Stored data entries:

[Begin]

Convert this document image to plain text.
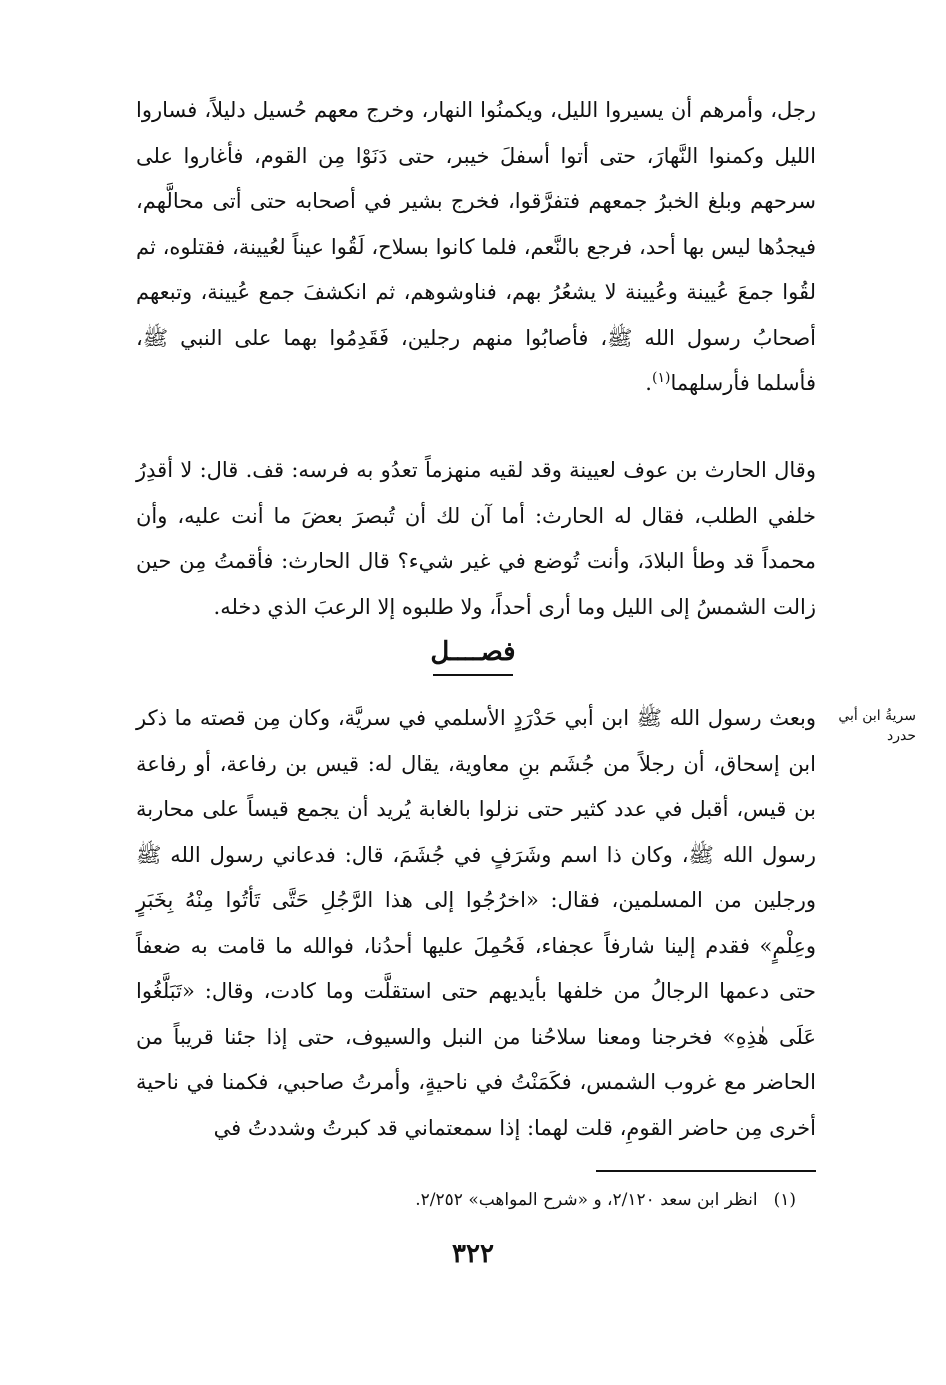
رجل، وأمرهم أن يسيروا الليل، ويكمنُوا النهار، وخرج معهم حُسيل دليلاً، فساروا الليل وكمنوا النَّهارَ، حتى أتوا أسفلَ خيبر، حتى دَنَوْا مِن القوم، فأغاروا على سرحهم وبلغ الخبرُ جمعهم فتفرَّقوا، فخرج بشير في أصحابه حتى أتى محالَّهم، فيجدُها ليس بها أحد، فرجع بالنَّعم، فلما كانوا بسلاح، لَقُوا عيناً لعُيينة، فقتلوه، ثم لقُوا جمعَ عُيينة وعُيينة لا يشعُرُ بهم، فناوشوهم، ثم انكشفَ جمع عُيينة، وتبعهم أصحابُ رسول الله ﷺ، فأصابُوا منهم رجلين، فَقَدِمُوا بهما على النبي ﷺ، فأسلما فأرسلهما$^{(١)}$.

وقال الحارث بن عوف لعيينة وقد لقيه منهزماً تعدُو به فرسه: قف. قال: لا أقدِرُ خلفي الطلب، فقال له الحارث: أما آن لك أن تُبصرَ بعضَ ما أنت عليه، وأن محمداً قد وطأ البلادَ، وأنت تُوضع في غير شيء؟ قال الحارث: فأقمتُ مِن حين زالت الشمسُ إلى الليل وما أرى أحداً، ولا طلبوه إلا الرعبَ الذي دخله.

فصــــل
سريةُ ابن أبي حدرد

وبعث رسول الله ﷺ ابن أبي حَدْرَدٍ الأسلمي في سريَّة، وكان مِن قصته ما ذكر ابن إسحاق، أن رجلاً من جُشَم بنِ معاوية، يقال له: قيس بن رفاعة، أو رفاعة بن قيس، أقبل في عدد كثير حتى نزلوا بالغابة يُريد أن يجمع قيساً على محاربة رسول الله ﷺ، وكان ذا اسم وشَرَفٍ في جُشَمَ، قال: فدعاني رسول الله ﷺ ورجلين من المسلمين، فقال: «اخرُجُوا إلى هذا الرَّجُلِ حَتَّى تَأتُوا مِنْهُ بِخَبَرٍ وعِلْمٍ» فقدم إلينا شارفاً عجفاء، فَحُمِلَ عليها أحدُنا، فوالله ما قامت به ضعفاً حتى دعمها الرجالُ من خلفها بأيديهم حتى استقلَّت وما كادت، وقال: «تَبَلَّغُوا عَلَى هٰذِهِ» فخرجنا ومعنا سلاحُنا من النبل والسيوف، حتى إذا جئنا قريباً من الحاضر مع غروب الشمس، فكَمَنْتُ في ناحيةٍ، وأمرتُ صاحبي، فكمنا في ناحية أخرى مِن حاضر القومِ، قلت لهما: إذا سمعتماني قد كبرتُ وشددتُ في

(١)انظر ابن سعد ٢/١٢٠، و «شرح المواهب» ٢/٢٥٢.
٣٢٢
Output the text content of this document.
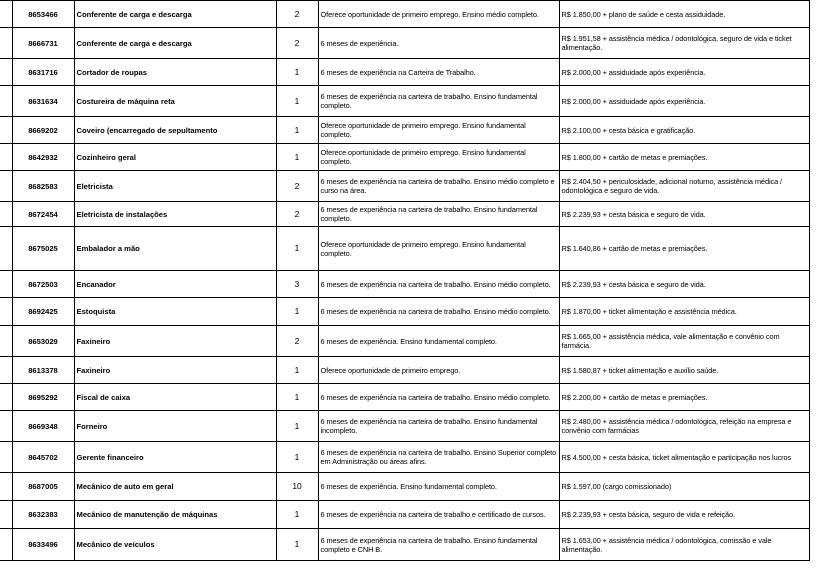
	8653466	Conferente de carga e descarga	2	Oferece oportunidade de primeiro emprego. Ensino médio completo.	R$ 1.850,00 + plano de saúde e cesta assiduidade.
	8666731	Conferente de carga e descarga	2	6 meses de experiência.	R$ 1.951,58 + assistência médica / odontológica, seguro de vida e ticket alimentação.
	8631716	Cortador de roupas	1	6 meses de experiência na Carteira de Trabalho.	R$ 2.000,00 + assiduidade após experiência.
	8631634	Costureira de máquina reta	1	6 meses de experiência na carteira de trabalho. Ensino fundamental completo.	R$ 2.000,00 + assiduidade após experiência.
	8669202	Coveiro (encarregado de sepultamento	1	Oferece oportunidade de primeiro emprego. Ensino fundamental completo.	R$ 2.100,00 + cesta básica e gratificação.
	8642932	Cozinheiro geral	1	Oferece oportunidade de primeiro emprego. Ensino fundamental completo.	R$ 1.800,00 + cartão de metas e premiações.
	8682583	Eletricista	2	6 meses de experiência na carteira de trabalho. Ensino médio completo e curso na área.	R$ 2.404,50 + periculosidade, adicional noturno, assistência médica / odontológica e seguro de vida.
	8672454	Eletricista de instalações	2	6 meses de experiência na carteira de trabalho. Ensino fundamental completo.	R$ 2.239,93 + cesta básica e seguro de vida.
	8675025	Embalador a mão	1	Oferece oportunidade de primeiro emprego. Ensino fundamental completo.	R$ 1.640,86 + cartão de metas e premiações.
	8672503	Encanador	3	6 meses de experiência na carteira de trabalho. Ensino médio completo.	R$ 2.239,93 + cesta básica e seguro de vida.
	8692425	Estoquista	1	6 meses de experiência na carteira de trabalho. Ensino médio completo.	R$ 1.870,00 + ticket alimentação e assistência médica.
	8653029	Faxineiro	2	6 meses de experiência. Ensino fundamental completo.	R$ 1.665,00 + assistência médica, vale alimentação e convênio com farmácia.
	8613378	Faxineiro	1	Oferece oportunidade de primeiro emprego.	R$ 1.580,87 + ticket alimentação e auxílio saúde.
	8695292	Fiscal de caixa	1	6 meses de experiência na carteira de trabalho. Ensino médio completo.	R$ 2.200,00 + cartão de metas e premiações.
	8669348	Forneiro	1	6 meses de experiência na carteira de trabalho. Ensino fundamental incompleto.	R$ 2.480,00 + assistência médica / odontológica, refeição na empresa e convênio com farmácias
	8645702	Gerente financeiro	1	6 meses de experiência na carteira de trabalho. Ensino Superior completo em Administração ou áreas afins.	R$ 4.500,00 + cesta básica, ticket alimentação e participação nos lucros
	8687005	Mecânico de auto em geral	10	6 meses de experiência. Ensino fundamental completo.	R$ 1.597,00 (cargo comissionado)
	8632383	Mecânico de manutenção de máquinas	1	6 meses de experiência na carteira de trabalho e certificado de cursos.	R$ 2.239,93 + cesta básica, seguro de vida e refeição.
	8633496	Mecânico de veículos	1	6 meses de experiência na carteira de trabalho. Ensino fundamental completo e CNH B.	R$ 1.653,00 + assistência médica / odontológica, comissão e vale alimentação.
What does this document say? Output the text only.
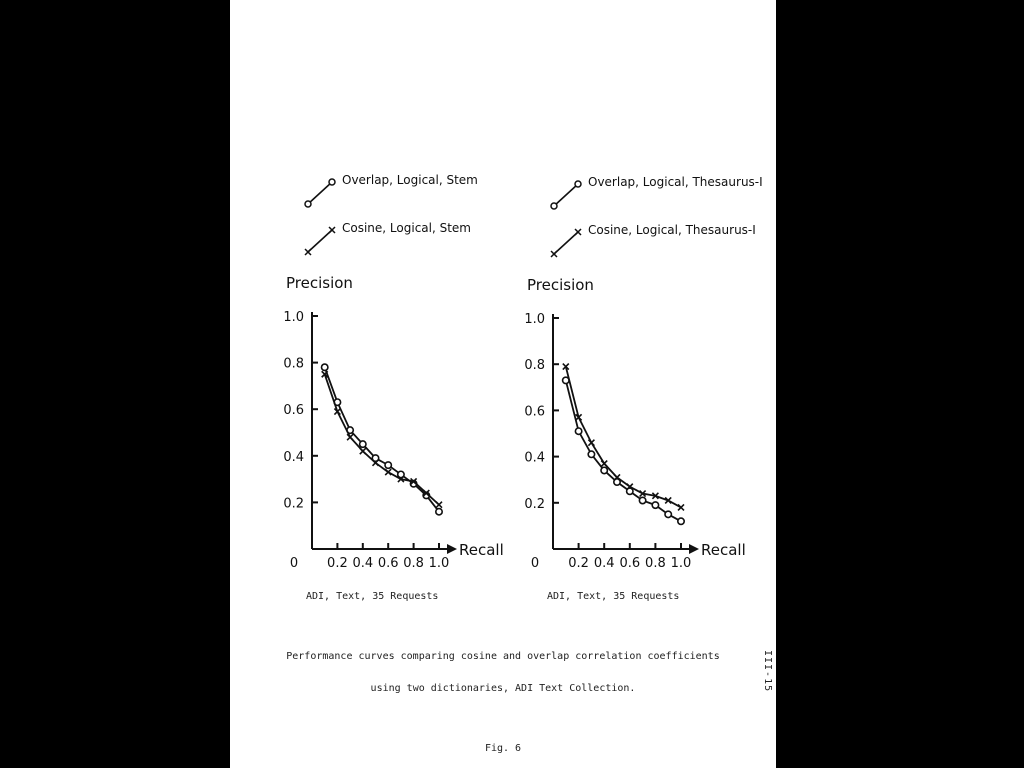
0.2
0.4
0.6
0.8
1.0
0.2 0.4 0.6 0.8 1.0
0
Precision
Recall
Overlap, Logical, Stem
Cosine, Logical, Stem
ADI, Text, 35 Requests
0.2
0.4
0.6
0.8
1.0
0.2 0.4 0.6 0.8 1.0
0
Precision
Recall
Overlap, Logical, Thesaurus-I
Cosine, Logical, Thesaurus-I
ADI, Text, 35 Requests
Performance curves comparing cosine and overlap correlation coefficients
using two dictionaries, ADI Text Collection.
Fig. 6
III-15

[End]

* _Given instruction_
Set down exactly, from the line that contains "What does this" through the last line of the data, each line as it stands, and leave the pictures out.

* _Complete response_
What does this document say? Output the text only.
0.2
0.4
0.6
0.8
1.0
0.2 0.4 0.6 0.8 1.0
0
Precision
Recall
Overlap, Logical, Stem
Cosine, Logical, Stem
ADI, Text, 35 Requests
0.2
0.4
0.6
0.8
1.0
0.2 0.4 0.6 0.8 1.0
0
Precision
Recall
Overlap, Logical, Thesaurus-I
Cosine, Logical, Thesaurus-I
ADI, Text, 35 Requests
Performance curves comparing cosine and overlap correlation coefficients
using two dictionaries, ADI Text Collection.
Fig. 6
III-15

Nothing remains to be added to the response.